[Saved data entries]
........
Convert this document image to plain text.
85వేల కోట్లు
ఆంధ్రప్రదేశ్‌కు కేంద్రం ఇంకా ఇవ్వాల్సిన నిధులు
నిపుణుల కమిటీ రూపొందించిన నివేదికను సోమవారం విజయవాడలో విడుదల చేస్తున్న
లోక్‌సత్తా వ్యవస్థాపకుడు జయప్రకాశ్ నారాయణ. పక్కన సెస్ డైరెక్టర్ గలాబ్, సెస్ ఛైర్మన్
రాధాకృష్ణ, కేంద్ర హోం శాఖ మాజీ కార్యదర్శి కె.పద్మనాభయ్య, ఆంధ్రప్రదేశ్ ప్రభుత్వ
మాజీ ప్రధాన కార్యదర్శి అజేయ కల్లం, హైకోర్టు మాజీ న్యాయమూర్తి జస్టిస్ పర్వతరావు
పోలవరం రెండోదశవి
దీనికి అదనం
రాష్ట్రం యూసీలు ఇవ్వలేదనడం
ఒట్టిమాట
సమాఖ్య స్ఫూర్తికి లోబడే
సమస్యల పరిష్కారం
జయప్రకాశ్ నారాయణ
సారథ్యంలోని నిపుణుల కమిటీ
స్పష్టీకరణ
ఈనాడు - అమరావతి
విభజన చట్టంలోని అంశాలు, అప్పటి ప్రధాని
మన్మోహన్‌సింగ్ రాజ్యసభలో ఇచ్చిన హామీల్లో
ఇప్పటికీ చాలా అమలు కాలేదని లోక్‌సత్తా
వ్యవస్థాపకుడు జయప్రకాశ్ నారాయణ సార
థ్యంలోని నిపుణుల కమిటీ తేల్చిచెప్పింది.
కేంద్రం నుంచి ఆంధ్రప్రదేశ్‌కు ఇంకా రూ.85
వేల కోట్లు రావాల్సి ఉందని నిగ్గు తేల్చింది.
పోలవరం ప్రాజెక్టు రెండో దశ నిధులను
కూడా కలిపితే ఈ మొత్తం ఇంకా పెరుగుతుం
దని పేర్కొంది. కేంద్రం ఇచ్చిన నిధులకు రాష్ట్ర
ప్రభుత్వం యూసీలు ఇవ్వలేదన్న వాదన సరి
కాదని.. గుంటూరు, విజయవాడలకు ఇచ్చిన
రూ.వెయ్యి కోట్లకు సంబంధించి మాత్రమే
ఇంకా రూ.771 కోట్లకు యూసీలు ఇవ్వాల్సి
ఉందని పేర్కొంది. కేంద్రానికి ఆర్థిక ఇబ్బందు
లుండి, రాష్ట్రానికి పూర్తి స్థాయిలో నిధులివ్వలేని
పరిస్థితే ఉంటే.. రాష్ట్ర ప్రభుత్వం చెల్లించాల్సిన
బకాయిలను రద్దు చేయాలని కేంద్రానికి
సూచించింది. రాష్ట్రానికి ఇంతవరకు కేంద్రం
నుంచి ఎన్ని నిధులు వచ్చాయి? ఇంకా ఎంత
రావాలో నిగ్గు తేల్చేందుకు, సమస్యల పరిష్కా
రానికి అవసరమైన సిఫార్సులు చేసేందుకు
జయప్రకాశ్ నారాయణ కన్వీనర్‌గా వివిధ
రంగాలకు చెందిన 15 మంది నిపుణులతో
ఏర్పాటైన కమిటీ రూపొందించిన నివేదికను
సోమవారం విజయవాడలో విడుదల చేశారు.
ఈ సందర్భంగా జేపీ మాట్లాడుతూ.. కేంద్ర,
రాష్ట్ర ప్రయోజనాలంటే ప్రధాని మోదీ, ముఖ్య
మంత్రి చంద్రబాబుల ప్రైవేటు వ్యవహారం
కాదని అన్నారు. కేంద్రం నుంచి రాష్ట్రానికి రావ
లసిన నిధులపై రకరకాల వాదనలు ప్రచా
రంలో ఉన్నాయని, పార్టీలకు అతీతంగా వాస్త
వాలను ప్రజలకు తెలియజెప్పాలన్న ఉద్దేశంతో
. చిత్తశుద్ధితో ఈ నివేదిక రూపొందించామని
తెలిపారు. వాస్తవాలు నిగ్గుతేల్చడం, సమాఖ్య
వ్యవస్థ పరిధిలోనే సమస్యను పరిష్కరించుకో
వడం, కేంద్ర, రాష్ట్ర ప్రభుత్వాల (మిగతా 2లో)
........
(Task requirements) Please reproduce every line of the material word for word.

(Task response)
Convert this document image to plain text.
85వేల కోట్లు
ఆంధ్రప్రదేశ్‌కు కేంద్రం ఇంకా ఇవ్వాల్సిన నిధులు
నిపుణుల కమిటీ రూపొందించిన నివేదికను సోమవారం విజయవాడలో విడుదల చేస్తున్న
లోక్‌సత్తా వ్యవస్థాపకుడు జయప్రకాశ్ నారాయణ. పక్కన సెస్ డైరెక్టర్ గలాబ్, సెస్ ఛైర్మన్
రాధాకృష్ణ, కేంద్ర హోం శాఖ మాజీ కార్యదర్శి కె.పద్మనాభయ్య, ఆంధ్రప్రదేశ్ ప్రభుత్వ
మాజీ ప్రధాన కార్యదర్శి అజేయ కల్లం, హైకోర్టు మాజీ న్యాయమూర్తి జస్టిస్ పర్వతరావు
పోలవరం రెండోదశవి
దీనికి అదనం
రాష్ట్రం యూసీలు ఇవ్వలేదనడం
ఒట్టిమాట
సమాఖ్య స్ఫూర్తికి లోబడే
సమస్యల పరిష్కారం
జయప్రకాశ్ నారాయణ
సారథ్యంలోని నిపుణుల కమిటీ
స్పష్టీకరణ
ఈనాడు - అమరావతి
విభజన చట్టంలోని అంశాలు, అప్పటి ప్రధాని
మన్మోహన్‌సింగ్ రాజ్యసభలో ఇచ్చిన హామీల్లో
ఇప్పటికీ చాలా అమలు కాలేదని లోక్‌సత్తా
వ్యవస్థాపకుడు జయప్రకాశ్ నారాయణ సార
థ్యంలోని నిపుణుల కమిటీ తేల్చిచెప్పింది.
కేంద్రం నుంచి ఆంధ్రప్రదేశ్‌కు ఇంకా రూ.85
వేల కోట్లు రావాల్సి ఉందని నిగ్గు తేల్చింది.
పోలవరం ప్రాజెక్టు రెండో దశ నిధులను
కూడా కలిపితే ఈ మొత్తం ఇంకా పెరుగుతుం
దని పేర్కొంది. కేంద్రం ఇచ్చిన నిధులకు రాష్ట్ర
ప్రభుత్వం యూసీలు ఇవ్వలేదన్న వాదన సరి
కాదని.. గుంటూరు, విజయవాడలకు ఇచ్చిన
రూ.వెయ్యి కోట్లకు సంబంధించి మాత్రమే
ఇంకా రూ.771 కోట్లకు యూసీలు ఇవ్వాల్సి
ఉందని పేర్కొంది. కేంద్రానికి ఆర్థిక ఇబ్బందు
లుండి, రాష్ట్రానికి పూర్తి స్థాయిలో నిధులివ్వలేని
పరిస్థితే ఉంటే.. రాష్ట్ర ప్రభుత్వం చెల్లించాల్సిన
బకాయిలను రద్దు చేయాలని కేంద్రానికి
సూచించింది. రాష్ట్రానికి ఇంతవరకు కేంద్రం
నుంచి ఎన్ని నిధులు వచ్చాయి? ఇంకా ఎంత
రావాలో నిగ్గు తేల్చేందుకు, సమస్యల పరిష్కా
రానికి అవసరమైన సిఫార్సులు చేసేందుకు
జయప్రకాశ్ నారాయణ కన్వీనర్‌గా వివిధ
రంగాలకు చెందిన 15 మంది నిపుణులతో
ఏర్పాటైన కమిటీ రూపొందించిన నివేదికను
సోమవారం విజయవాడలో విడుదల చేశారు.
ఈ సందర్భంగా జేపీ మాట్లాడుతూ.. కేంద్ర,
రాష్ట్ర ప్రయోజనాలంటే ప్రధాని మోదీ, ముఖ్య
మంత్రి చంద్రబాబుల ప్రైవేటు వ్యవహారం
కాదని అన్నారు. కేంద్రం నుంచి రాష్ట్రానికి రావ
లసిన నిధులపై రకరకాల వాదనలు ప్రచా
రంలో ఉన్నాయని, పార్టీలకు అతీతంగా వాస్త
వాలను ప్రజలకు తెలియజెప్పాలన్న ఉద్దేశంతో
. చిత్తశుద్ధితో ఈ నివేదిక రూపొందించామని
తెలిపారు. వాస్తవాలు నిగ్గుతేల్చడం, సమాఖ్య
వ్యవస్థ పరిధిలోనే సమస్యను పరిష్కరించుకో
వడం, కేంద్ర, రాష్ట్ర ప్రభుత్వాల (మిగతా 2లో)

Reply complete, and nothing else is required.